**TASK DETAILS**
From the listing below, pull out every line where the string "JSON" appears.
══════════
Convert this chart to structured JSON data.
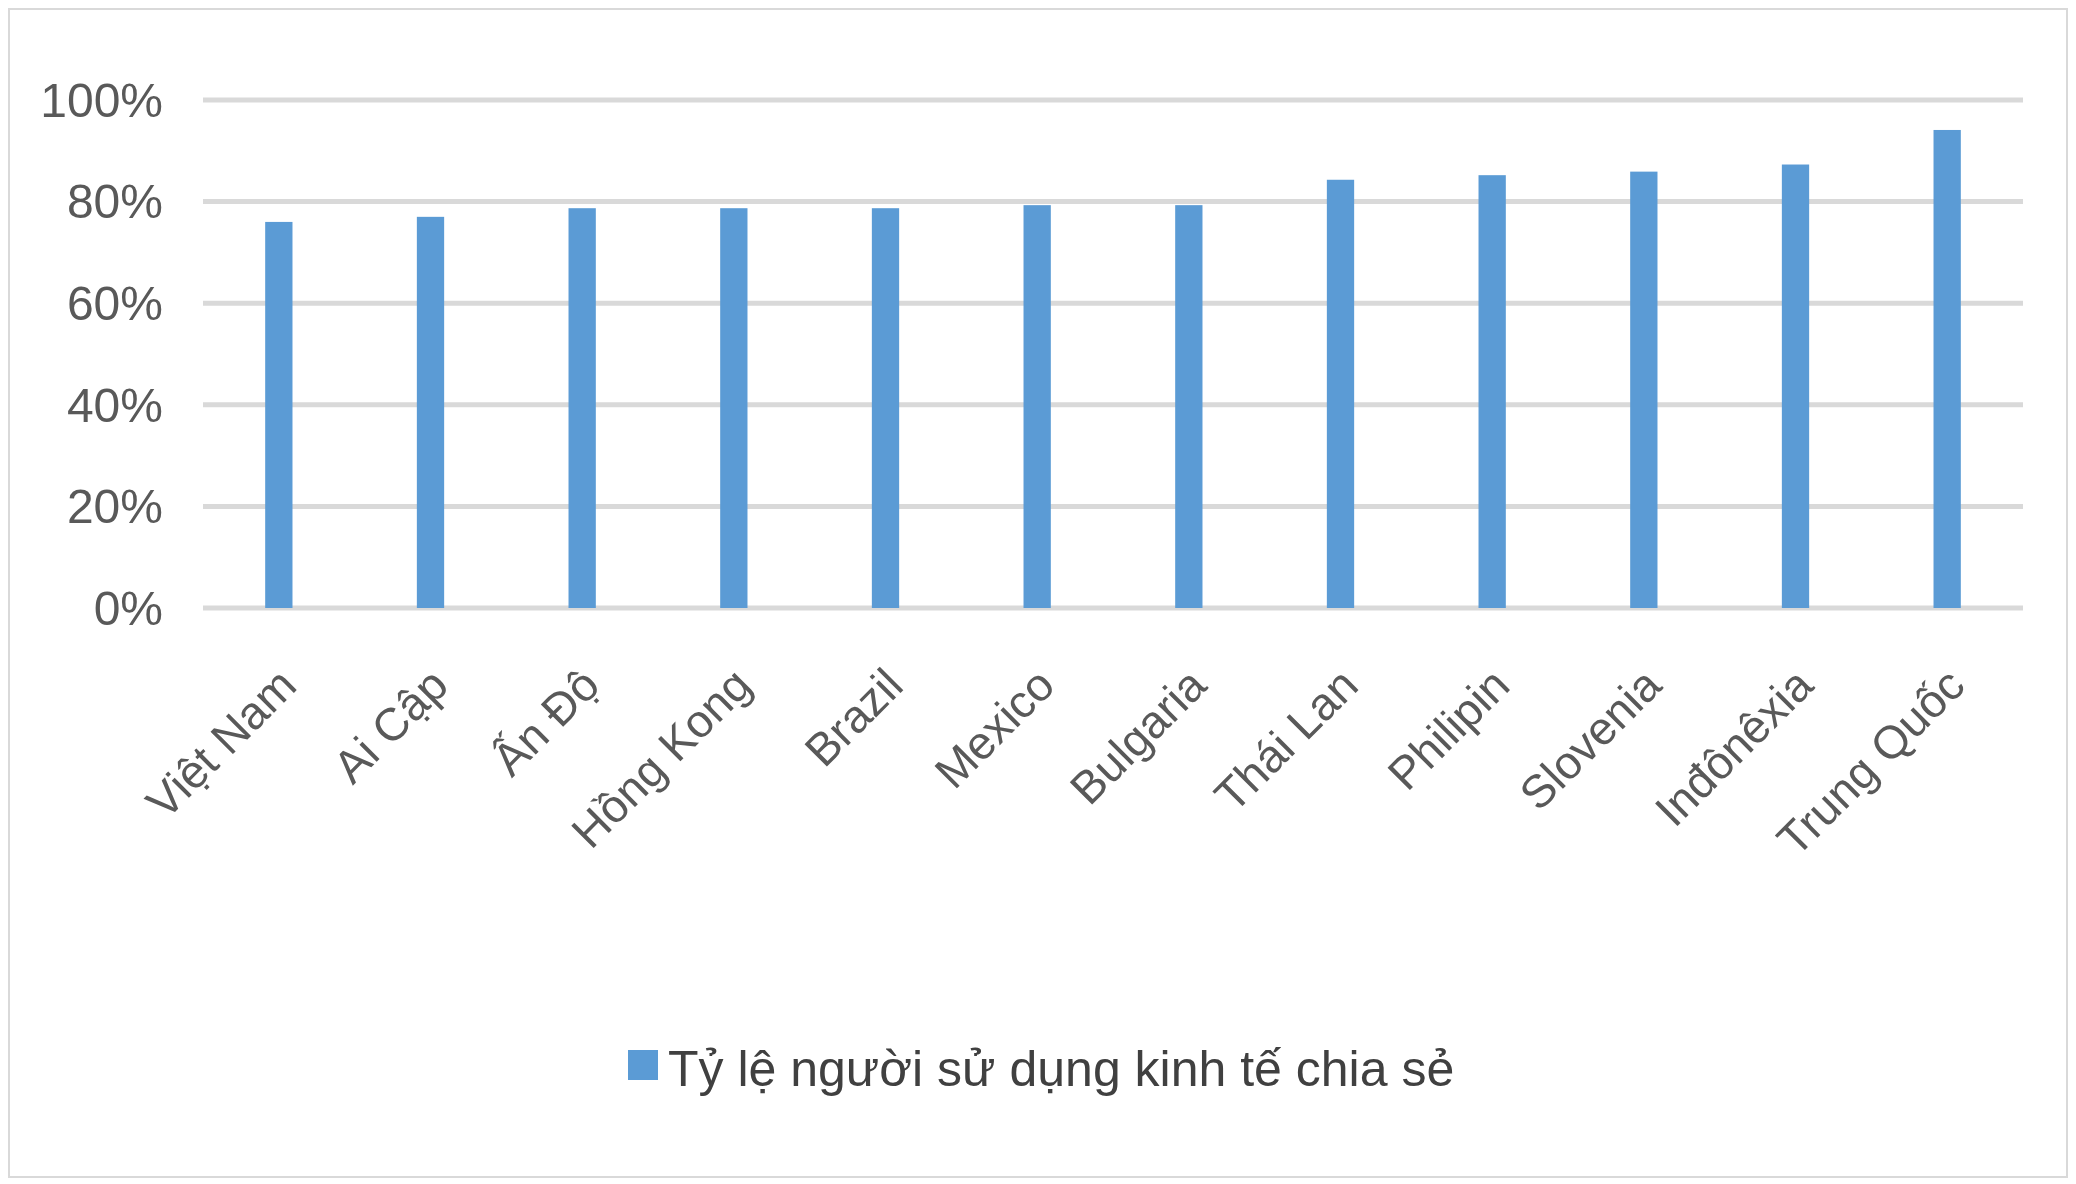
{
  "chart_data": {
    "type": "bar",
    "categories": [
      "Việt Nam",
      "Ai Cập",
      "Ấn Độ",
      "Hồng Kong",
      "Brazil",
      "Mexico",
      "Bulgaria",
      "Thái Lan",
      "Philipin",
      "Slovenia",
      "Inđônêxia",
      "Trung Quốc"
    ],
    "series": [
      {
        "name": "Tỷ lệ người sử dụng kinh tế chia sẻ",
        "color": "#5b9bd5",
        "values": [
          76,
          77,
          78.7,
          78.7,
          78.7,
          79.3,
          79.3,
          84.3,
          85.2,
          85.9,
          87.3,
          94.1
        ]
      }
    ],
    "ylim": [
      0,
      100
    ],
    "yticks": [
      {
        "value": 0,
        "label": "0%"
      },
      {
        "value": 20,
        "label": "20%"
      },
      {
        "value": 40,
        "label": "40%"
      },
      {
        "value": 60,
        "label": "60%"
      },
      {
        "value": 80,
        "label": "80%"
      },
      {
        "value": 100,
        "label": "100%"
      }
    ],
    "grid": "y",
    "legend": "bottom"
  }
}
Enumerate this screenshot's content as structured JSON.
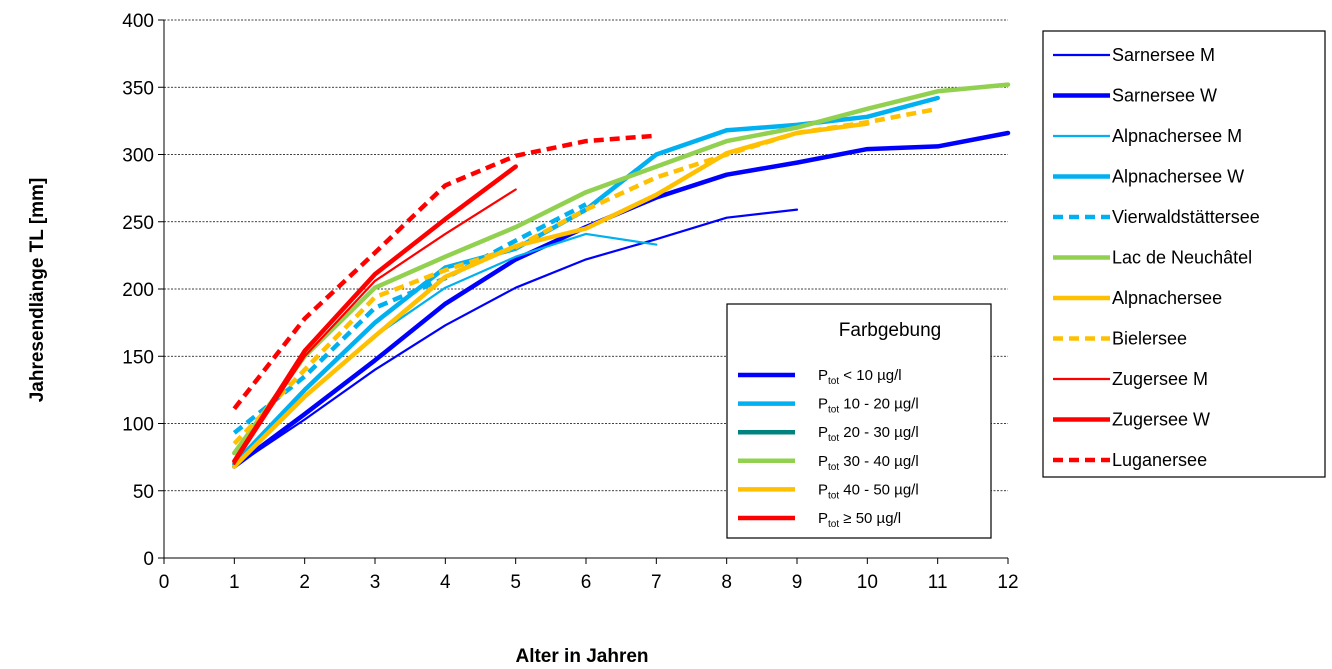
══════════
**ANSWER TO THIS EXERCISE**
Convert this chart to structured JSON data.
Enumerate this screenshot's content as structured JSON.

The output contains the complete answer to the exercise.